**Extract provided**
Most automation success stories were written for high-volume, low-mix environments: one part, one line, one optimized process running around the clock. But today’s manufacturing reality looks very different. Customers expect personalization, product variants multiply every year, and batch sizes are shrinking. The result is a growing demand for flexible automation — the ability to automate production lines that must handle dozens or even hundreds of distinct SKUs without sacrificing throughput or driving up changeover costs.
Designing a line for high-mix production isn’t simply a matter of buying smarter machines. It requires rethinking how material flows, how robots are deployed, and how the entire system adapts in real time when the product mix shifts. In this article, we break down the strategies, technologies, and design principles that make flexible automation work in complex, high-mix environments — and show where autonomous mobile robots (AMRs) and intelligent forklifts are proving their value most.
What Is High-Mix Production and Why Does It Challenge Traditional Lines?

(Data records)
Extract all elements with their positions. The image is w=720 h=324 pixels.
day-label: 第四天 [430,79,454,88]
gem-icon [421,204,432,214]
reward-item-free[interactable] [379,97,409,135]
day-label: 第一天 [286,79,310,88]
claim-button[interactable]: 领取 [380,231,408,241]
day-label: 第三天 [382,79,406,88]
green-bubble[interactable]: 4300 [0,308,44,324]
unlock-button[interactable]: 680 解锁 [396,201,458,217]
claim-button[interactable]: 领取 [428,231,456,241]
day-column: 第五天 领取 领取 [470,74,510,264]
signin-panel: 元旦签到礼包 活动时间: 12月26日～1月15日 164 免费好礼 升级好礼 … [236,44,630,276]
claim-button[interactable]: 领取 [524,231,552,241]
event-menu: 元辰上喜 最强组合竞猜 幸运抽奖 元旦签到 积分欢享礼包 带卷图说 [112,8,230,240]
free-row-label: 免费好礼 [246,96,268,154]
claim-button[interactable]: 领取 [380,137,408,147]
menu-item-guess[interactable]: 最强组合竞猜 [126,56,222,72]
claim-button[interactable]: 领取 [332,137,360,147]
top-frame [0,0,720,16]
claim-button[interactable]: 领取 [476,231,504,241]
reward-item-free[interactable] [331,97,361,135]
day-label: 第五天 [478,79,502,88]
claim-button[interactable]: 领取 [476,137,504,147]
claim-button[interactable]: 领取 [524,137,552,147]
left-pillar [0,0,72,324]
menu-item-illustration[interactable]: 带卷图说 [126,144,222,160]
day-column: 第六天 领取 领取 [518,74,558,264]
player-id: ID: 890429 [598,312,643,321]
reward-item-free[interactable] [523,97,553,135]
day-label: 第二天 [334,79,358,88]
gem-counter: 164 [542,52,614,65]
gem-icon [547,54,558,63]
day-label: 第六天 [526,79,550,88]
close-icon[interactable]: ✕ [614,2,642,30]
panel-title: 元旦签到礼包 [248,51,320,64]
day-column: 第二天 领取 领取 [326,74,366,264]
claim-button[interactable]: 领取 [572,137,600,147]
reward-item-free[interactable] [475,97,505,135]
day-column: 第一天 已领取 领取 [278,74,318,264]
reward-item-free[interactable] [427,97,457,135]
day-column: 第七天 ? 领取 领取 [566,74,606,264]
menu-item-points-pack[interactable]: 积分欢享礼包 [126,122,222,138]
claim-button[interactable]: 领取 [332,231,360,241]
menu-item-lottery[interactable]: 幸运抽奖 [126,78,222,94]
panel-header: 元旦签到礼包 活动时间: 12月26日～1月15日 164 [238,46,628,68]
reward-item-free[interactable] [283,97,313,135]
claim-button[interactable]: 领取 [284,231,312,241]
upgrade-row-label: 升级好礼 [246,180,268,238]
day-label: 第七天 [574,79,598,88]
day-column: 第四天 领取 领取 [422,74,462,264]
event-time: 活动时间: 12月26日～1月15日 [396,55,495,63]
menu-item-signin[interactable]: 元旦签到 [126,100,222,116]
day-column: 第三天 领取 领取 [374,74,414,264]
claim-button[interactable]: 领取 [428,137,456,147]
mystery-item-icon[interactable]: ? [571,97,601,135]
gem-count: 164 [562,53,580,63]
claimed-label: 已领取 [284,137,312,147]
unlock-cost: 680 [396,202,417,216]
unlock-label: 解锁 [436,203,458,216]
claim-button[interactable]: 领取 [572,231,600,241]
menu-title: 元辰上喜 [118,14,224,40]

**Work request A**
Please condense the paragraph of the flexible automation article that begins "Most automation success stories" into a short bulleted list that keeps its main facts.
**Work request B**
Carry on the flexible automation article from its last line, writing the section that follows the heading "What Is High-Mix Production and Why Does It Challenge Traditional Lines?"

**Output A**
- Most automation success stories come from high-volume, low-mix settings: one part, one line, one optimized process running around the clock.
- Manufacturing today is different: customers expect personalization, product variants multiply every year, and batch sizes are shrinking.
- This drives growing demand for flexible automation, meaning automated lines that handle dozens or even hundreds of distinct SKUs without losing throughput or raising changeover costs.

**Output B**
High-mix production refers to manufacturing environments where a facility produces a wide variety of product types, often in relatively small quantities per variant. Think of an electronics manufacturer assembling ten different circuit board configurations in a single shift, or a logistics center routing hundreds of distinct SKUs through the same sortation system. The opposite of high-volume, low-mix production (think automotive assembly lines producing one model at scale), high-mix environments are defined by variability.
Traditional fixed automation — conveyor systems locked to specific part sizes, robotic arms programmed for a single motion path, pallet movers calibrated to one load type — was never designed for this kind of variability. Reconfiguring these systems for each new product variant is expensive, time-consuming, and in many cases simply impractical. The result is that many high-mix manufacturers have historically relied on human labor to provide the adaptability their lines require, accepting lower throughput and higher labor costs as unavoidable tradeoffs.
The challenge has intensified in recent years. Supply chain pressures, rising customization expectations, and compressed lead times have pushed high-mix production into industries that once enjoyed more stability. Manufacturers who cannot automate flexibly risk being priced out of the market or unable to meet delivery windows. This is where modern flexible automation systems — built on mobile robotics, AI-powered navigation, and modular design thinking — are changing the equation.
The Core Pillars of Flexible Automation Design
Flexible automation is not a single technology. It is an architectural philosophy supported by several interconnected pillars that, when combined, allow a production line to handle product diversity without excessive downtime or reconfiguration effort.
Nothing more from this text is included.